## start Excerpted data

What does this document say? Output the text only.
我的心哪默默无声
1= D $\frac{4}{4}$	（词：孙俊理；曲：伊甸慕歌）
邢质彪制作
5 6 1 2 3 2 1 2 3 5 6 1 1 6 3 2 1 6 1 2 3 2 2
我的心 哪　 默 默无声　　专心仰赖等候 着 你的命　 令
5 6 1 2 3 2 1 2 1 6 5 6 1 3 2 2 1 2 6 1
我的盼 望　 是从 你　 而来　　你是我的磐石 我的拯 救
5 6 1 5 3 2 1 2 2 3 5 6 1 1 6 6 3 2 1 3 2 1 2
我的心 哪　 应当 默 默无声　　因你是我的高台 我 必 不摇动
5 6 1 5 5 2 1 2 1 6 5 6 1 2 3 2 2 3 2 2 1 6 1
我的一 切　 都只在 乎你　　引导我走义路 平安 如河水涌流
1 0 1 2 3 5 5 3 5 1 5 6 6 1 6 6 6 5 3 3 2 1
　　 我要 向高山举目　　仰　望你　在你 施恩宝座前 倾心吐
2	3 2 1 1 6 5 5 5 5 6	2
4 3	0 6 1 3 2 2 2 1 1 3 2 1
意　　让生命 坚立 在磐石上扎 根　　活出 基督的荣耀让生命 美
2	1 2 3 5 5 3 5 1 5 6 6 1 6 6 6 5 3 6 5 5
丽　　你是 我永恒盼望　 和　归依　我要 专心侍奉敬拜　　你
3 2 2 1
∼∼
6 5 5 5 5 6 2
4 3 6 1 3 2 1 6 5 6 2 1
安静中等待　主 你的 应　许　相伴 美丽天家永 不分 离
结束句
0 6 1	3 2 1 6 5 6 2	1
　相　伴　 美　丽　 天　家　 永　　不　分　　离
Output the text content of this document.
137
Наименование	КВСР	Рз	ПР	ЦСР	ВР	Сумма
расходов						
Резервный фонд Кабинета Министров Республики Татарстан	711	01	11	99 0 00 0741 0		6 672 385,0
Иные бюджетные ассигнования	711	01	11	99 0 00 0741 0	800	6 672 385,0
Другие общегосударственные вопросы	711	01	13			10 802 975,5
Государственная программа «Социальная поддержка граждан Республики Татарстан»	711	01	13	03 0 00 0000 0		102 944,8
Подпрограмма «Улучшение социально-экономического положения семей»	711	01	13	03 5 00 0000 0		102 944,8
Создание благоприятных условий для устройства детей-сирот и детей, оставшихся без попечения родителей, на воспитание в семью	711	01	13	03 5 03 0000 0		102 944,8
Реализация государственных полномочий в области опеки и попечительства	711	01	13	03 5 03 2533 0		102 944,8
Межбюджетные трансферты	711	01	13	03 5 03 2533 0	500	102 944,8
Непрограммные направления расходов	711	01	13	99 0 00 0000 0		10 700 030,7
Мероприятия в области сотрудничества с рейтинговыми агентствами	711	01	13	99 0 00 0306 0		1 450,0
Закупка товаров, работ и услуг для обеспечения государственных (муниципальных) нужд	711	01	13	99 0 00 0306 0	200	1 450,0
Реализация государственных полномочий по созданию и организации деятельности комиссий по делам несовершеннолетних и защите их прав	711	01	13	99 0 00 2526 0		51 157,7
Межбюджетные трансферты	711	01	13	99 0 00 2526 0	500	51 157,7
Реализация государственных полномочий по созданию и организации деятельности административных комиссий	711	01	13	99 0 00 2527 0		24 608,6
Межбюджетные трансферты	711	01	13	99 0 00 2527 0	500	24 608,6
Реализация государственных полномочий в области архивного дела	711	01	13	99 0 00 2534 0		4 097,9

## end Excerpted data

[Objective]:
Copy out each line of the data where the string "Межбюджетные" appears.

[Worked solution]:
Межбюджетные трансферты	711	01	13	03 5 03 2533 0	500	102 944,8
Межбюджетные трансферты	711	01	13	99 0 00 2526 0	500	51 157,7
Межбюджетные трансферты	711	01	13	99 0 00 2527 0	500	24 608,6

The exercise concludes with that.